[Stored data entries]
[start]

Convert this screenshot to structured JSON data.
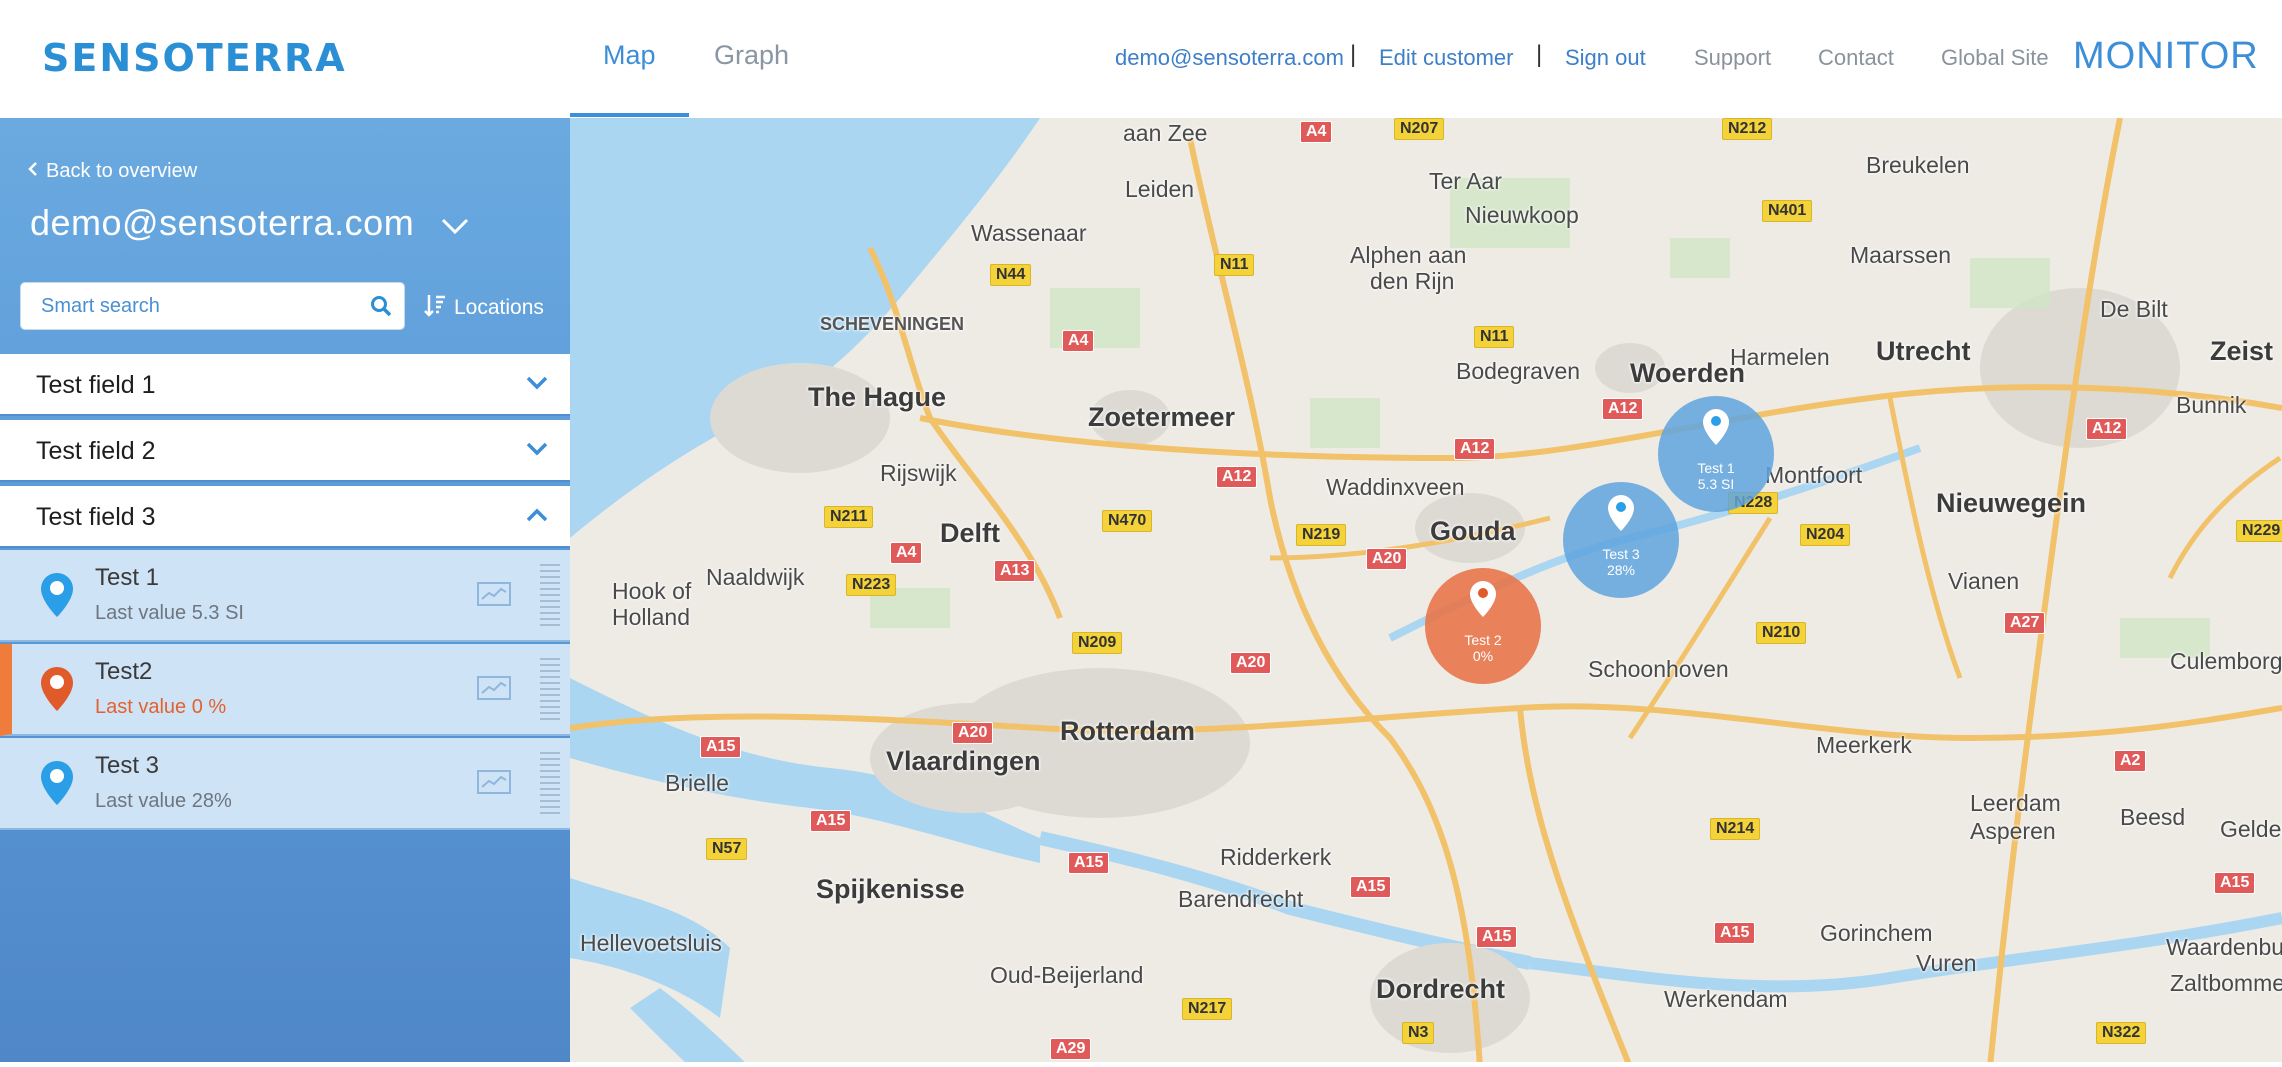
{
  "header": {
    "logo": "SENSOTERRA",
    "tabs": [
      {
        "label": "Map",
        "active": true
      },
      {
        "label": "Graph",
        "active": false
      }
    ],
    "user_email": "demo@sensoterra.com",
    "separator": "|",
    "edit_customer": "Edit customer",
    "sign_out": "Sign out",
    "support": "Support",
    "contact": "Contact",
    "global_site": "Global Site",
    "product": "MONITOR"
  },
  "sidebar": {
    "back_label": "Back to overview",
    "account": "demo@sensoterra.com",
    "search_placeholder": "Smart search",
    "locations_label": "Locations",
    "fields": [
      {
        "label": "Test field 1",
        "expanded": false
      },
      {
        "label": "Test field 2",
        "expanded": false
      },
      {
        "label": "Test field 3",
        "expanded": true
      }
    ],
    "sensors": [
      {
        "name": "Test 1",
        "value": "Last value 5.3 SI",
        "status": "normal"
      },
      {
        "name": "Test2",
        "value": "Last value 0 %",
        "status": "alert"
      },
      {
        "name": "Test 3",
        "value": "Last value 28%",
        "status": "normal"
      }
    ]
  },
  "map": {
    "cities": [
      "Leiden",
      "Wassenaar",
      "Ter Aar",
      "Nieuwkoop",
      "Alphen aan",
      "den Rijn",
      "Breukelen",
      "Maarssen",
      "De Bilt",
      "Utrecht",
      "Zeist",
      "Bunnik",
      "Nieuwegein",
      "Montfoort",
      "Woerden",
      "Harmelen",
      "Bodegraven",
      "SCHEVENINGEN",
      "The Hague",
      "Zoetermeer",
      "Rijswijk",
      "Waddinxveen",
      "Gouda",
      "Delft",
      "Naaldwijk",
      "Hook of",
      "Holland",
      "Vianen",
      "Culemborg",
      "Schoonhoven",
      "Rotterdam",
      "Vlaardingen",
      "Meerkerk",
      "Leerdam",
      "Asperen",
      "Beesd",
      "Gelder",
      "Brielle",
      "Spijkenisse",
      "Ridderkerk",
      "Barendrecht",
      "Hellevoetsluis",
      "Gorinchem",
      "Vuren",
      "Waardenbu",
      "Zaltbomme",
      "Oud-Beijerland",
      "Dordrecht",
      "Werkendam",
      "aan Zee"
    ],
    "roads": [
      "A4",
      "N207",
      "N212",
      "N401",
      "N44",
      "N11",
      "A4",
      "N11",
      "A12",
      "A12",
      "A12",
      "N228",
      "N204",
      "N229",
      "A12",
      "N211",
      "N470",
      "N219",
      "A20",
      "A4",
      "A13",
      "N223",
      "N209",
      "A20",
      "N210",
      "A27",
      "A20",
      "A15",
      "A2",
      "N214",
      "A15",
      "N57",
      "A15",
      "A15",
      "A15",
      "A15",
      "A15",
      "N217",
      "N3",
      "N322",
      "A29"
    ],
    "markers": [
      {
        "name": "Test 1",
        "value": "5.3 SI",
        "color": "#5fa5de"
      },
      {
        "name": "Test 3",
        "value": "28%",
        "color": "#5fa5de"
      },
      {
        "name": "Test 2",
        "value": "0%",
        "color": "#e8764a"
      }
    ]
  },
  "colors": {
    "brand": "#2a8fd4",
    "sidebar": "#5d9bd8",
    "alert": "#f07c3c"
  }
}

[end]

WORK TO BE COMPLETED: Write out every entry again word for word, without any of the pictures.

FINAL RESULT:
Convert this screenshot to structured JSON data.
{
  "header": {
    "logo": "SENSOTERRA",
    "tabs": [
      {
        "label": "Map",
        "active": true
      },
      {
        "label": "Graph",
        "active": false
      }
    ],
    "user_email": "demo@sensoterra.com",
    "separator": "|",
    "edit_customer": "Edit customer",
    "sign_out": "Sign out",
    "support": "Support",
    "contact": "Contact",
    "global_site": "Global Site",
    "product": "MONITOR"
  },
  "sidebar": {
    "back_label": "Back to overview",
    "account": "demo@sensoterra.com",
    "search_placeholder": "Smart search",
    "locations_label": "Locations",
    "fields": [
      {
        "label": "Test field 1",
        "expanded": false
      },
      {
        "label": "Test field 2",
        "expanded": false
      },
      {
        "label": "Test field 3",
        "expanded": true
      }
    ],
    "sensors": [
      {
        "name": "Test 1",
        "value": "Last value 5.3 SI",
        "status": "normal"
      },
      {
        "name": "Test2",
        "value": "Last value 0 %",
        "status": "alert"
      },
      {
        "name": "Test 3",
        "value": "Last value 28%",
        "status": "normal"
      }
    ]
  },
  "map": {
    "cities": [
      "Leiden",
      "Wassenaar",
      "Ter Aar",
      "Nieuwkoop",
      "Alphen aan",
      "den Rijn",
      "Breukelen",
      "Maarssen",
      "De Bilt",
      "Utrecht",
      "Zeist",
      "Bunnik",
      "Nieuwegein",
      "Montfoort",
      "Woerden",
      "Harmelen",
      "Bodegraven",
      "SCHEVENINGEN",
      "The Hague",
      "Zoetermeer",
      "Rijswijk",
      "Waddinxveen",
      "Gouda",
      "Delft",
      "Naaldwijk",
      "Hook of",
      "Holland",
      "Vianen",
      "Culemborg",
      "Schoonhoven",
      "Rotterdam",
      "Vlaardingen",
      "Meerkerk",
      "Leerdam",
      "Asperen",
      "Beesd",
      "Gelder",
      "Brielle",
      "Spijkenisse",
      "Ridderkerk",
      "Barendrecht",
      "Hellevoetsluis",
      "Gorinchem",
      "Vuren",
      "Waardenbu",
      "Zaltbomme",
      "Oud-Beijerland",
      "Dordrecht",
      "Werkendam",
      "aan Zee"
    ],
    "roads": [
      "A4",
      "N207",
      "N212",
      "N401",
      "N44",
      "N11",
      "A4",
      "N11",
      "A12",
      "A12",
      "A12",
      "N228",
      "N204",
      "N229",
      "A12",
      "N211",
      "N470",
      "N219",
      "A20",
      "A4",
      "A13",
      "N223",
      "N209",
      "A20",
      "N210",
      "A27",
      "A20",
      "A15",
      "A2",
      "N214",
      "A15",
      "N57",
      "A15",
      "A15",
      "A15",
      "A15",
      "A15",
      "N217",
      "N3",
      "N322",
      "A29"
    ],
    "markers": [
      {
        "name": "Test 1",
        "value": "5.3 SI",
        "color": "#5fa5de"
      },
      {
        "name": "Test 3",
        "value": "28%",
        "color": "#5fa5de"
      },
      {
        "name": "Test 2",
        "value": "0%",
        "color": "#e8764a"
      }
    ]
  },
  "colors": {
    "brand": "#2a8fd4",
    "sidebar": "#5d9bd8",
    "alert": "#f07c3c"
  }
}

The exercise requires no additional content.